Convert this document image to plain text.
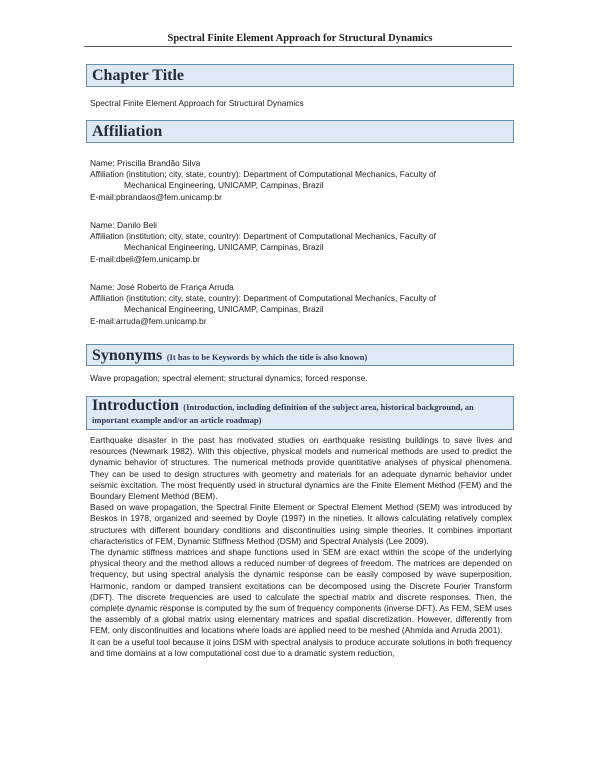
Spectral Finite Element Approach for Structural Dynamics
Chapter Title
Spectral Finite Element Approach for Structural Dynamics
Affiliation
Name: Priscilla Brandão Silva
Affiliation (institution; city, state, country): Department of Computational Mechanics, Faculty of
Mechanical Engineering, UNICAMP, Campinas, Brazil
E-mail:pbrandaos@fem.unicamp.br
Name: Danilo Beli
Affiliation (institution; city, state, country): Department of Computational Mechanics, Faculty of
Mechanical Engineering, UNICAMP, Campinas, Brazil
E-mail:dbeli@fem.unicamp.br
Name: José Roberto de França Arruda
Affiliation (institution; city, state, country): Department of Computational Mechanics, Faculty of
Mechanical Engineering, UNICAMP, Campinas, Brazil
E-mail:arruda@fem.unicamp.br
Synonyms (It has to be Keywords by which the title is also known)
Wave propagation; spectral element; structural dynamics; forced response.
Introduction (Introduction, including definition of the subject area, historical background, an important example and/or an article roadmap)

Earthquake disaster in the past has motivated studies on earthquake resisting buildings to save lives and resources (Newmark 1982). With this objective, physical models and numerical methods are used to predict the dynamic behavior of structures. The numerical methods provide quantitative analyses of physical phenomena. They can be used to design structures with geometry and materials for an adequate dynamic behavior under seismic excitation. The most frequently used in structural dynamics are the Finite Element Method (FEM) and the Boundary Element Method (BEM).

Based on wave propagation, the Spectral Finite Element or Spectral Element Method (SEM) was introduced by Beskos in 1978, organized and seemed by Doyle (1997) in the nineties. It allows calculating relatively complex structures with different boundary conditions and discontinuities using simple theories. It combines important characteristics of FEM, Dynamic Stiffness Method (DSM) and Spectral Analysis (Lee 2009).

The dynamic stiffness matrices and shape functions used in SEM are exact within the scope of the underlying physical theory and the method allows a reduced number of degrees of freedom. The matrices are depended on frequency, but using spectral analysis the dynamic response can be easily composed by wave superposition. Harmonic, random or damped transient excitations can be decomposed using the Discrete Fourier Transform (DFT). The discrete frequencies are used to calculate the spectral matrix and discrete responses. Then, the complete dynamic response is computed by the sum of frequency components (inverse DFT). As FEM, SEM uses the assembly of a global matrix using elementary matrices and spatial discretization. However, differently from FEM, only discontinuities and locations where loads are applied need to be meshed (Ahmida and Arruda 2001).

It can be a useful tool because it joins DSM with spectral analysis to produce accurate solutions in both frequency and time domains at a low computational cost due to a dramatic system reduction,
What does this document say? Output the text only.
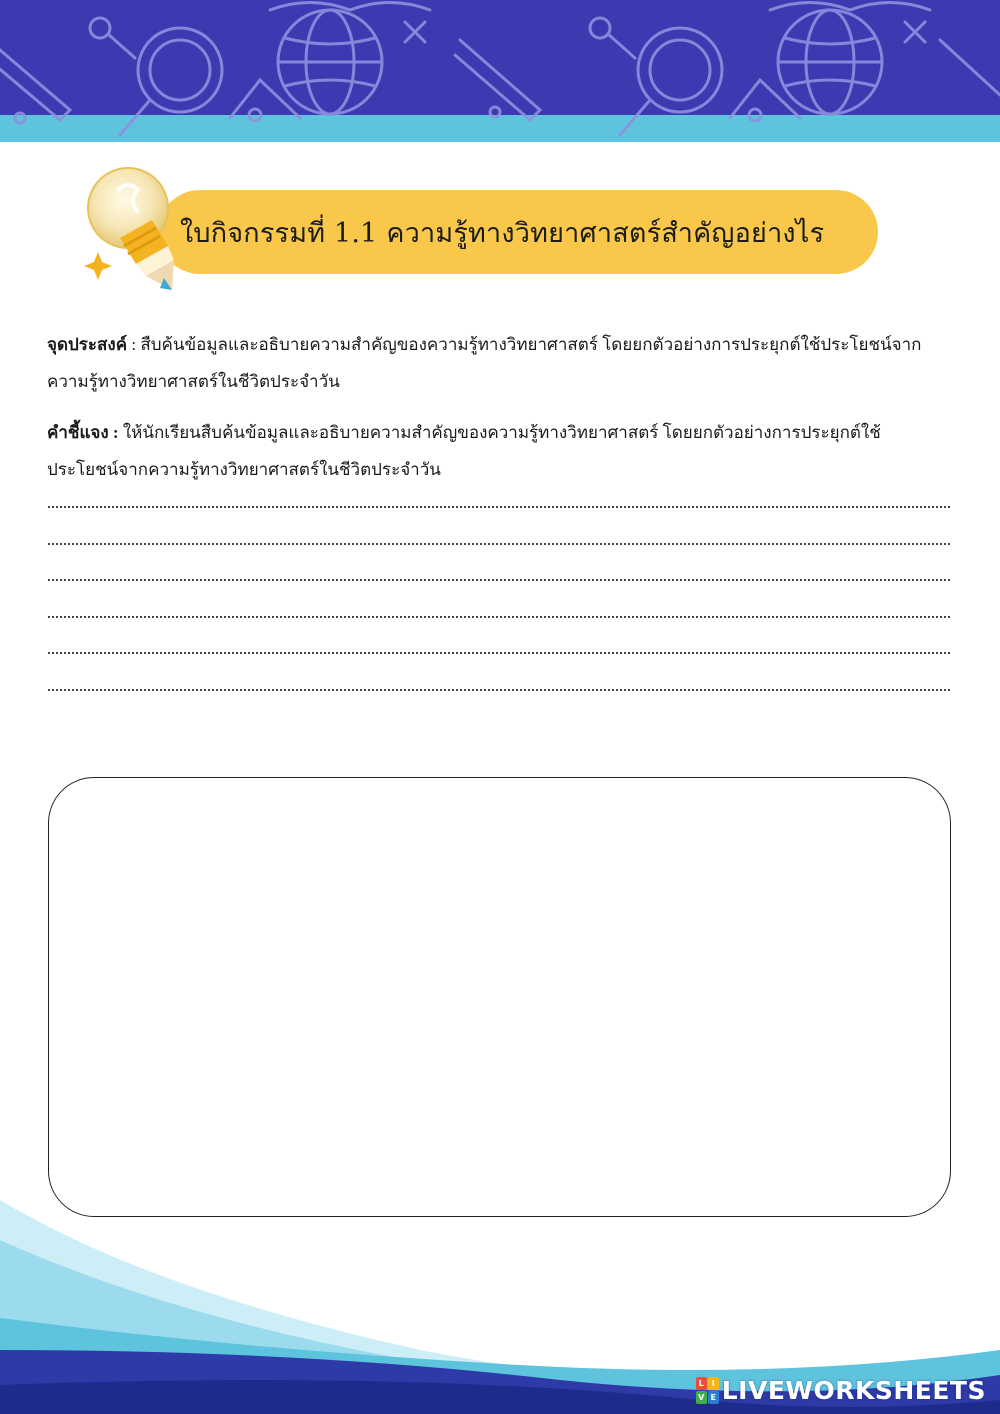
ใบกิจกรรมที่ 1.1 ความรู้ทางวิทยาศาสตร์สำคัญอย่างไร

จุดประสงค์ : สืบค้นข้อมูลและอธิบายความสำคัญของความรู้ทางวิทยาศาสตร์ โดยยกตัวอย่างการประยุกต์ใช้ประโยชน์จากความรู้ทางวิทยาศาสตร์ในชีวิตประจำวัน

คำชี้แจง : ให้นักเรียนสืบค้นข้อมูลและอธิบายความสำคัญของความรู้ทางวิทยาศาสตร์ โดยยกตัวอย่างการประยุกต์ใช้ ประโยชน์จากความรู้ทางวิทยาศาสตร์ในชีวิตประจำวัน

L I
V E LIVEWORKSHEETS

============

▶ **What you should do**
Beginning with the line that holds "What does this", extract every line to the end of the material, exactly as it stands, and drop the pictures.

▶ **Output for this exercise**
What does this document say? Output the text only.
ใบกิจกรรมที่ 1.1 ความรู้ทางวิทยาศาสตร์สำคัญอย่างไร

จุดประสงค์ : สืบค้นข้อมูลและอธิบายความสำคัญของความรู้ทางวิทยาศาสตร์ โดยยกตัวอย่างการประยุกต์ใช้ประโยชน์จากความรู้ทางวิทยาศาสตร์ในชีวิตประจำวัน

คำชี้แจง : ให้นักเรียนสืบค้นข้อมูลและอธิบายความสำคัญของความรู้ทางวิทยาศาสตร์ โดยยกตัวอย่างการประยุกต์ใช้ ประโยชน์จากความรู้ทางวิทยาศาสตร์ในชีวิตประจำวัน

L I
V E LIVEWORKSHEETS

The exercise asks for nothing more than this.